## What is being asked
From the material below, list every line containing "JSON".

===== Supplied information =====

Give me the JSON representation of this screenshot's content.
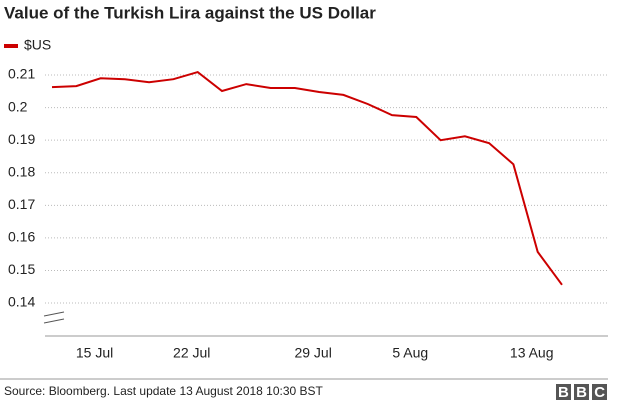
{
  "chart_data": {
    "type": "line",
    "title": "Value of the Turkish Lira against the US Dollar",
    "categories": [
      null,
      null,
      "15 Jul",
      null,
      null,
      null,
      "22 Jul",
      null,
      null,
      null,
      null,
      "29 Jul",
      null,
      null,
      null,
      "5 Aug",
      null,
      null,
      null,
      null,
      "13 Aug",
      null
    ],
    "series": [
      {
        "name": "$US",
        "color": "#cc0000",
        "values": [
          0.2063,
          0.2066,
          0.209,
          0.2087,
          0.2078,
          0.2087,
          0.2109,
          0.2051,
          0.2072,
          0.206,
          0.206,
          0.2048,
          0.2039,
          0.2011,
          0.1977,
          0.1971,
          0.19,
          0.1912,
          0.1891,
          0.1826,
          0.1557,
          0.1456
        ]
      }
    ],
    "ylim": [
      0.132,
      0.212
    ],
    "yticks": [
      0.14,
      0.15,
      0.16,
      0.17,
      0.18,
      0.19,
      0.2,
      0.21
    ],
    "grid": true,
    "legend": "top-left",
    "source": "Source: Bloomberg. Last update 13 August 2018 10:30 BST",
    "logo": "BBC"
  }
}
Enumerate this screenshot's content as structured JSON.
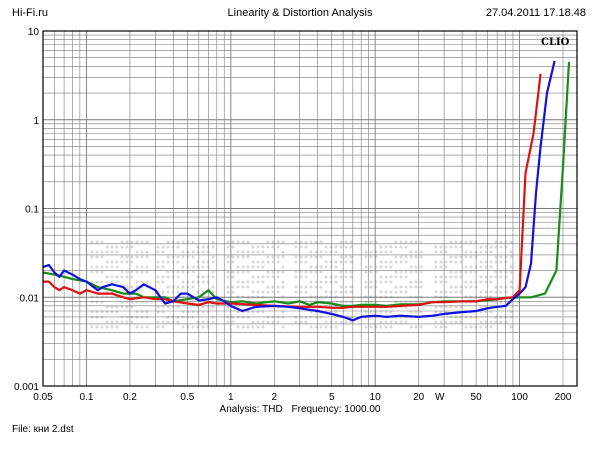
{
  "header": {
    "left": "Hi-Fi.ru",
    "center": "Linearity & Distortion Analysis",
    "right": "27.04.2011 17.18.48"
  },
  "footer": {
    "analysis_label": "Analysis: THD",
    "frequency_label": "Frequency: 1000.00",
    "file_label": "File: кни 2.dst"
  },
  "brand": "CLIO",
  "chart_data": {
    "type": "line",
    "x_scale": "log",
    "y_scale": "log",
    "xlim": [
      0.05,
      250
    ],
    "ylim": [
      0.001,
      10
    ],
    "x_ticks": [
      {
        "v": 0.05,
        "label": "0.05"
      },
      {
        "v": 0.1,
        "label": "0.1"
      },
      {
        "v": 0.2,
        "label": "0.2"
      },
      {
        "v": 0.5,
        "label": "0.5"
      },
      {
        "v": 1,
        "label": "1"
      },
      {
        "v": 2,
        "label": "2"
      },
      {
        "v": 5,
        "label": "5"
      },
      {
        "v": 10,
        "label": "10"
      },
      {
        "v": 20,
        "label": "20"
      },
      {
        "v": 50,
        "label": "50"
      },
      {
        "v": 100,
        "label": "100"
      },
      {
        "v": 200,
        "label": "200"
      }
    ],
    "x_unit_label": "W",
    "y_ticks": [
      {
        "v": 10,
        "label": "10"
      },
      {
        "v": 1,
        "label": "1"
      },
      {
        "v": 0.1,
        "label": "0.1"
      },
      {
        "v": 0.01,
        "label": "0.01"
      },
      {
        "v": 0.001,
        "label": "0.001"
      }
    ],
    "grid": true,
    "series": [
      {
        "color": "#1a8a1a",
        "points": [
          [
            0.05,
            0.019
          ],
          [
            0.06,
            0.018
          ],
          [
            0.07,
            0.017
          ],
          [
            0.08,
            0.016
          ],
          [
            0.1,
            0.015
          ],
          [
            0.12,
            0.013
          ],
          [
            0.15,
            0.012
          ],
          [
            0.18,
            0.011
          ],
          [
            0.22,
            0.011
          ],
          [
            0.25,
            0.01
          ],
          [
            0.3,
            0.01
          ],
          [
            0.35,
            0.01
          ],
          [
            0.4,
            0.009
          ],
          [
            0.5,
            0.0095
          ],
          [
            0.6,
            0.01
          ],
          [
            0.7,
            0.012
          ],
          [
            0.8,
            0.0095
          ],
          [
            1,
            0.0088
          ],
          [
            1.2,
            0.009
          ],
          [
            1.5,
            0.0085
          ],
          [
            2,
            0.009
          ],
          [
            2.5,
            0.0085
          ],
          [
            3,
            0.009
          ],
          [
            3.5,
            0.0082
          ],
          [
            4,
            0.0088
          ],
          [
            5,
            0.0085
          ],
          [
            6,
            0.008
          ],
          [
            7,
            0.008
          ],
          [
            8,
            0.0082
          ],
          [
            10,
            0.0082
          ],
          [
            12,
            0.008
          ],
          [
            15,
            0.0083
          ],
          [
            20,
            0.0083
          ],
          [
            25,
            0.0088
          ],
          [
            30,
            0.009
          ],
          [
            40,
            0.009
          ],
          [
            50,
            0.009
          ],
          [
            60,
            0.0092
          ],
          [
            70,
            0.0095
          ],
          [
            80,
            0.0098
          ],
          [
            100,
            0.01
          ],
          [
            120,
            0.01
          ],
          [
            150,
            0.011
          ],
          [
            180,
            0.02
          ],
          [
            200,
            0.3
          ],
          [
            220,
            4.5
          ]
        ]
      },
      {
        "color": "#e01010",
        "points": [
          [
            0.05,
            0.015
          ],
          [
            0.055,
            0.015
          ],
          [
            0.06,
            0.013
          ],
          [
            0.065,
            0.012
          ],
          [
            0.07,
            0.013
          ],
          [
            0.08,
            0.012
          ],
          [
            0.09,
            0.011
          ],
          [
            0.1,
            0.012
          ],
          [
            0.12,
            0.011
          ],
          [
            0.15,
            0.011
          ],
          [
            0.18,
            0.01
          ],
          [
            0.2,
            0.0095
          ],
          [
            0.25,
            0.01
          ],
          [
            0.3,
            0.0095
          ],
          [
            0.35,
            0.0095
          ],
          [
            0.4,
            0.009
          ],
          [
            0.5,
            0.0085
          ],
          [
            0.6,
            0.0082
          ],
          [
            0.7,
            0.0088
          ],
          [
            0.8,
            0.0085
          ],
          [
            1,
            0.0085
          ],
          [
            1.5,
            0.0082
          ],
          [
            2,
            0.008
          ],
          [
            3,
            0.0078
          ],
          [
            4,
            0.0078
          ],
          [
            5,
            0.0076
          ],
          [
            6,
            0.0076
          ],
          [
            7,
            0.0078
          ],
          [
            8,
            0.0078
          ],
          [
            10,
            0.0078
          ],
          [
            12,
            0.0078
          ],
          [
            15,
            0.008
          ],
          [
            20,
            0.0082
          ],
          [
            25,
            0.0088
          ],
          [
            30,
            0.0088
          ],
          [
            40,
            0.009
          ],
          [
            50,
            0.009
          ],
          [
            60,
            0.0095
          ],
          [
            70,
            0.0095
          ],
          [
            80,
            0.0098
          ],
          [
            90,
            0.01
          ],
          [
            100,
            0.012
          ],
          [
            110,
            0.25
          ],
          [
            125,
            0.7
          ],
          [
            140,
            3.3
          ]
        ]
      },
      {
        "color": "#1010e0",
        "points": [
          [
            0.05,
            0.022
          ],
          [
            0.055,
            0.023
          ],
          [
            0.06,
            0.019
          ],
          [
            0.065,
            0.017
          ],
          [
            0.07,
            0.02
          ],
          [
            0.08,
            0.018
          ],
          [
            0.09,
            0.016
          ],
          [
            0.1,
            0.015
          ],
          [
            0.12,
            0.012
          ],
          [
            0.13,
            0.013
          ],
          [
            0.15,
            0.014
          ],
          [
            0.18,
            0.013
          ],
          [
            0.2,
            0.011
          ],
          [
            0.22,
            0.012
          ],
          [
            0.25,
            0.014
          ],
          [
            0.3,
            0.012
          ],
          [
            0.35,
            0.0085
          ],
          [
            0.4,
            0.009
          ],
          [
            0.45,
            0.011
          ],
          [
            0.5,
            0.011
          ],
          [
            0.6,
            0.0092
          ],
          [
            0.7,
            0.0095
          ],
          [
            0.8,
            0.01
          ],
          [
            0.9,
            0.009
          ],
          [
            1,
            0.008
          ],
          [
            1.2,
            0.007
          ],
          [
            1.5,
            0.0078
          ],
          [
            2,
            0.008
          ],
          [
            2.5,
            0.0078
          ],
          [
            3,
            0.0075
          ],
          [
            4,
            0.007
          ],
          [
            5,
            0.0065
          ],
          [
            6,
            0.006
          ],
          [
            7,
            0.0055
          ],
          [
            8,
            0.006
          ],
          [
            10,
            0.0062
          ],
          [
            12,
            0.006
          ],
          [
            15,
            0.0062
          ],
          [
            20,
            0.006
          ],
          [
            25,
            0.0062
          ],
          [
            30,
            0.0065
          ],
          [
            40,
            0.0068
          ],
          [
            50,
            0.007
          ],
          [
            60,
            0.0075
          ],
          [
            70,
            0.0078
          ],
          [
            80,
            0.008
          ],
          [
            90,
            0.0095
          ],
          [
            100,
            0.011
          ],
          [
            110,
            0.013
          ],
          [
            120,
            0.024
          ],
          [
            130,
            0.15
          ],
          [
            140,
            0.5
          ],
          [
            155,
            2
          ],
          [
            175,
            4.6
          ]
        ]
      }
    ]
  }
}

=====

## Problem solution
Give me the JSON representation of this screenshot's content.
Enumerate this screenshot's content as structured JSON.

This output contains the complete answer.